Saved entries:
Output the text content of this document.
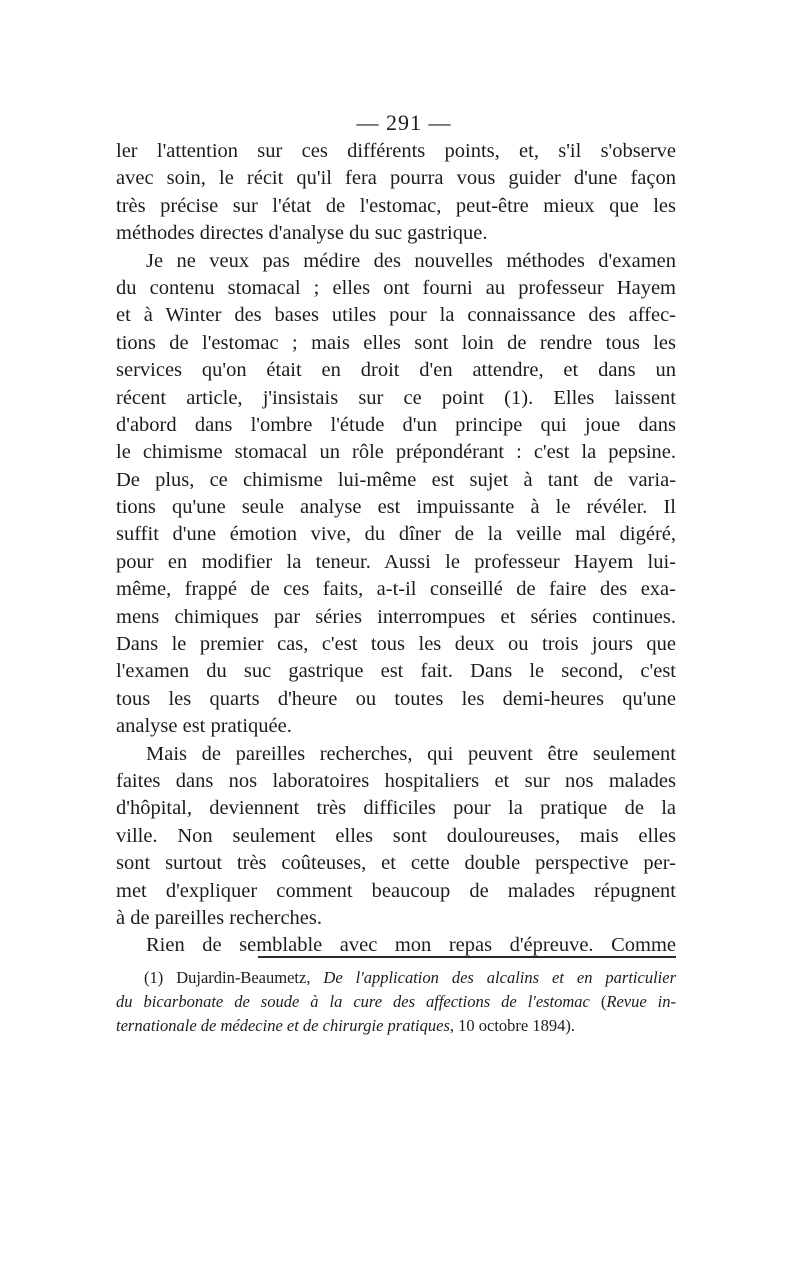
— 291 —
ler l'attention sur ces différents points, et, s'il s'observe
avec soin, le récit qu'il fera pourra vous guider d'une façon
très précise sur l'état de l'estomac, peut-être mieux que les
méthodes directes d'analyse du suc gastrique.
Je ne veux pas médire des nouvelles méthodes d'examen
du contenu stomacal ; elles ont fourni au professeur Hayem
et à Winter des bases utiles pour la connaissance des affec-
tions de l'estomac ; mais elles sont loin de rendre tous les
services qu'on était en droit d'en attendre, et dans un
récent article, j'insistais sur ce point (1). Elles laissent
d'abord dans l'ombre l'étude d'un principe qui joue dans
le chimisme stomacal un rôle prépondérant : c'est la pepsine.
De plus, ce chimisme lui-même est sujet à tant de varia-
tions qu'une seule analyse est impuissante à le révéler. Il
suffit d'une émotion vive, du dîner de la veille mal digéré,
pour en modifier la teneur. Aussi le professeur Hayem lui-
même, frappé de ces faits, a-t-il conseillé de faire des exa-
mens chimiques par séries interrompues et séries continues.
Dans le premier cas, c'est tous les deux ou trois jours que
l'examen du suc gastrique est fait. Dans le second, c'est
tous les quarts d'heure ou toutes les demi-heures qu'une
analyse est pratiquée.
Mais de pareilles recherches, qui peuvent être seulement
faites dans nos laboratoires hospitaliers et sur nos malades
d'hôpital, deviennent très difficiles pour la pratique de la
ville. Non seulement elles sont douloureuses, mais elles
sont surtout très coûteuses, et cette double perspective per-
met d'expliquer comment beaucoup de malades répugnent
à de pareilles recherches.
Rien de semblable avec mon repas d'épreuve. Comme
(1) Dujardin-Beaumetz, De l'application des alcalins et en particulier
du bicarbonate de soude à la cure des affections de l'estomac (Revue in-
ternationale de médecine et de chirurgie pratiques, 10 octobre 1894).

--

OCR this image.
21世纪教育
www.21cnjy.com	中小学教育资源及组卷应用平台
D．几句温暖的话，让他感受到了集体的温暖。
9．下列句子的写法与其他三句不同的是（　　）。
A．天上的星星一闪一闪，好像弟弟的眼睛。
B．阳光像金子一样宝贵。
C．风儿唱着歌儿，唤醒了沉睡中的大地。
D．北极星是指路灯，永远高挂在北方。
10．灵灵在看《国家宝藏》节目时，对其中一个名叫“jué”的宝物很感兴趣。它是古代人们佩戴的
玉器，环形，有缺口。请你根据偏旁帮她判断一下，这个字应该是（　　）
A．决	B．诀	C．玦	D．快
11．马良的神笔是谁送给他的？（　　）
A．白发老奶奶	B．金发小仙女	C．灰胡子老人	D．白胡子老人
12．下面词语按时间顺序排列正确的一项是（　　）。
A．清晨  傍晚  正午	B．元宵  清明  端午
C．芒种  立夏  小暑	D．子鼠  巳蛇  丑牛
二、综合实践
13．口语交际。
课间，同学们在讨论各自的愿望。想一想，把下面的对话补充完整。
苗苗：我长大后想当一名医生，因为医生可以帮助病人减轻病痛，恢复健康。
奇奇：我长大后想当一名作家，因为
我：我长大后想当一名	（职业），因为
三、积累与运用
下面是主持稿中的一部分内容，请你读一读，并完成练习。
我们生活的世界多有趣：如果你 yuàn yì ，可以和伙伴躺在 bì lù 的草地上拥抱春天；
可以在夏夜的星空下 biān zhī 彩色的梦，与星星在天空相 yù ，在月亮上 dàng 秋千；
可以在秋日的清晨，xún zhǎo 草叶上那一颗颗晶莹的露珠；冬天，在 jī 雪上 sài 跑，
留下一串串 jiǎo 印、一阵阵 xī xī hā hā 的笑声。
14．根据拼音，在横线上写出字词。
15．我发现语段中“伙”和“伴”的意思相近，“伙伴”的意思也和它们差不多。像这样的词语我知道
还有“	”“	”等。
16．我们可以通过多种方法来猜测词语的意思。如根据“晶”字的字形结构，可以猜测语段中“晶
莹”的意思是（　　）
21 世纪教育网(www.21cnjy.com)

BRIEF:
Gather each line of the records holding the string "pareilles".

RESULT FOR THIS TASK:
Mais de pareilles recherches, qui peuvent être seulement
à de pareilles recherches.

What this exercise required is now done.